***** DATA PROVIDED
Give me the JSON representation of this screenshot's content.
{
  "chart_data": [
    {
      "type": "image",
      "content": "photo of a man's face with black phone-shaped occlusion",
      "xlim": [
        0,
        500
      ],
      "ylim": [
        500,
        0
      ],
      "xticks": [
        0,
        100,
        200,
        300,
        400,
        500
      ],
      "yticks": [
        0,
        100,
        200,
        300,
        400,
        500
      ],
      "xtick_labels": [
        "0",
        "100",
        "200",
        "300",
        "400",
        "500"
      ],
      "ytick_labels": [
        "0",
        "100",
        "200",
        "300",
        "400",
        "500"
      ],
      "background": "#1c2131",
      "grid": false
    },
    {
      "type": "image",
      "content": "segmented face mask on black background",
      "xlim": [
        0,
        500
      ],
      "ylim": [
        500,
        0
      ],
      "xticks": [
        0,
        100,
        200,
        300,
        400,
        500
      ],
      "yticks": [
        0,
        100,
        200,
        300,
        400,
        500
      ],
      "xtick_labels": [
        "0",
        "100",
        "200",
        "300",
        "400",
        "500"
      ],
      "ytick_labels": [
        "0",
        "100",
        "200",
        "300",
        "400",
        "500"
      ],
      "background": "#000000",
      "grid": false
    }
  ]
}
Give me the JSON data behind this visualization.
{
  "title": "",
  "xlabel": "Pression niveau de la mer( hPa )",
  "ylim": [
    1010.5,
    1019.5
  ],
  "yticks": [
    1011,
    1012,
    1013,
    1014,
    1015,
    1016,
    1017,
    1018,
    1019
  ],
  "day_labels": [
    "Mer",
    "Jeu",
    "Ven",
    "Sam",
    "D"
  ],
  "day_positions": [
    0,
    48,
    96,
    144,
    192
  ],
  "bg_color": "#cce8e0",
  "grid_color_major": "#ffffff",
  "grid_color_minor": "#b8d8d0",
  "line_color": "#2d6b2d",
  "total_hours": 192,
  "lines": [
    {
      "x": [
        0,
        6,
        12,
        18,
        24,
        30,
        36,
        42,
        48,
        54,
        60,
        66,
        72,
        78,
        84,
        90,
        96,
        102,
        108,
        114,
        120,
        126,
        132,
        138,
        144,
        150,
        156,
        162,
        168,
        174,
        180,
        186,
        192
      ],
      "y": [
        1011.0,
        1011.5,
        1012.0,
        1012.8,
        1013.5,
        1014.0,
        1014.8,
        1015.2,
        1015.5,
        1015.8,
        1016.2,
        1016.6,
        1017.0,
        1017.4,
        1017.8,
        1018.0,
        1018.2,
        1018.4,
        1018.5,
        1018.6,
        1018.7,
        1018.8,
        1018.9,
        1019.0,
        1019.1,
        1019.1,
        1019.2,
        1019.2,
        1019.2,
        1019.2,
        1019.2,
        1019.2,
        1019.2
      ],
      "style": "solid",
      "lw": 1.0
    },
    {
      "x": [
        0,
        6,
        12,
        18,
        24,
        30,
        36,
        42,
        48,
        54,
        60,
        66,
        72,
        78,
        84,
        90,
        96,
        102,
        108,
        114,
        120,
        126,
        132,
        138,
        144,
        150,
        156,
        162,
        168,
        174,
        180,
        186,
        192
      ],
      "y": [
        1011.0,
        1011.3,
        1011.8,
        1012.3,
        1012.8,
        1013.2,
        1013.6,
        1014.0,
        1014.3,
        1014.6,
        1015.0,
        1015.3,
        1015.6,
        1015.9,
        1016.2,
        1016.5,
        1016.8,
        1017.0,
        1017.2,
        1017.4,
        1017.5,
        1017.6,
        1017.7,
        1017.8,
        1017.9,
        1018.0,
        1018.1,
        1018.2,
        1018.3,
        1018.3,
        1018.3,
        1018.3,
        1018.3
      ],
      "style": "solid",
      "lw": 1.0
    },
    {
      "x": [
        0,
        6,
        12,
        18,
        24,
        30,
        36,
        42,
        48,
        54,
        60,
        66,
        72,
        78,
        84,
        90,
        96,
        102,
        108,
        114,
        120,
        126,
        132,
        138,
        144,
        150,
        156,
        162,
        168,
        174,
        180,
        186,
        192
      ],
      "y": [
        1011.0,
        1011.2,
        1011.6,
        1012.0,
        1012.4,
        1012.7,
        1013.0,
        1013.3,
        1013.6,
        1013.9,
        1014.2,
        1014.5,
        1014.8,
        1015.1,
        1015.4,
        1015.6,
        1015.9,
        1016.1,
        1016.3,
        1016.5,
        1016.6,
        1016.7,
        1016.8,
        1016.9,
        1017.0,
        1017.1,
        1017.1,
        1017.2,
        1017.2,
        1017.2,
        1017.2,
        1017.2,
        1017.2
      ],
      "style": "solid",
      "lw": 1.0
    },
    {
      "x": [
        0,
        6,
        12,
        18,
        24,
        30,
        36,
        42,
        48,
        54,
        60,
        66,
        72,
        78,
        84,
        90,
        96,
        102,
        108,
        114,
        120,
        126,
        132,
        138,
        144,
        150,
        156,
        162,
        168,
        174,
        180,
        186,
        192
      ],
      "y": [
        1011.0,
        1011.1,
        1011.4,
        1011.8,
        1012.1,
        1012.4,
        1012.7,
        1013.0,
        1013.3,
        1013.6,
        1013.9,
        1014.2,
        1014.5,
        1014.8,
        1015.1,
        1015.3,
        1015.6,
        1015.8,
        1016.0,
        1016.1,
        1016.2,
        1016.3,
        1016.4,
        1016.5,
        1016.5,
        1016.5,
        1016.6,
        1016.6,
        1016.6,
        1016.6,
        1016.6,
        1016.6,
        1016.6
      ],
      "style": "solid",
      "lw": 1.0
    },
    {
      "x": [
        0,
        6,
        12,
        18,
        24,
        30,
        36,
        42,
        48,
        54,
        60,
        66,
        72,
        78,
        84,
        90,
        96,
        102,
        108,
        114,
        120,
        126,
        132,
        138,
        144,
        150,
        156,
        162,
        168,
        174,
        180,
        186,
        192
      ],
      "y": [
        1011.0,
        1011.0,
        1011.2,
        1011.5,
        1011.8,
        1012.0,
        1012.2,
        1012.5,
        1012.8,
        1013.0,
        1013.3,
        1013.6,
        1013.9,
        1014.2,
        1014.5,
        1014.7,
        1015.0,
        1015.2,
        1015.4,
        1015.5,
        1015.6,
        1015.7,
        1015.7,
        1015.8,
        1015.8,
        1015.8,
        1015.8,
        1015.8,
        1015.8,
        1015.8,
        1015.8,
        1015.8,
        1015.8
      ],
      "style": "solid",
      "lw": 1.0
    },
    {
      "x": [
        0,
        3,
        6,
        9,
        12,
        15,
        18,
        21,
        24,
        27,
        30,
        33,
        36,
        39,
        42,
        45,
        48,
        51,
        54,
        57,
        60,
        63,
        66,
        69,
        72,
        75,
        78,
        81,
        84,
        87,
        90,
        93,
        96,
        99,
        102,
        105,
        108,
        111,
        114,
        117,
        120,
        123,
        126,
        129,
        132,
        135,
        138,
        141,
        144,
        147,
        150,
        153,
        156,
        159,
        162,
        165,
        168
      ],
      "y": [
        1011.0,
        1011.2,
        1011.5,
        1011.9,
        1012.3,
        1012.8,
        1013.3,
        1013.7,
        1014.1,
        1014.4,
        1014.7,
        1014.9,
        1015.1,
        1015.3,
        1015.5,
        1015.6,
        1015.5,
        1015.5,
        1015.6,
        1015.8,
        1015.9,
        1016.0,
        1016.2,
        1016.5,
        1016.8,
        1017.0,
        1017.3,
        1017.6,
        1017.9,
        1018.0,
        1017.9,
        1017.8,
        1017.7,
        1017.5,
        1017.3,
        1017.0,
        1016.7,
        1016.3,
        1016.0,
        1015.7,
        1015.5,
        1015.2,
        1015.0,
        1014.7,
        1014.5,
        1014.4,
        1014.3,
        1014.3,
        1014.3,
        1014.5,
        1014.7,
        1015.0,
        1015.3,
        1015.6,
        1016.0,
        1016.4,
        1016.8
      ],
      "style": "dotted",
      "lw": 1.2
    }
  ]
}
**********
WHAT YOU NEED TO DO: Filter the listing above by the word "this"; copy each line that passes.

TASK RESULT:
Give me the JSON representation of this screenshot's content.
Give me the JSON data behind this visualization.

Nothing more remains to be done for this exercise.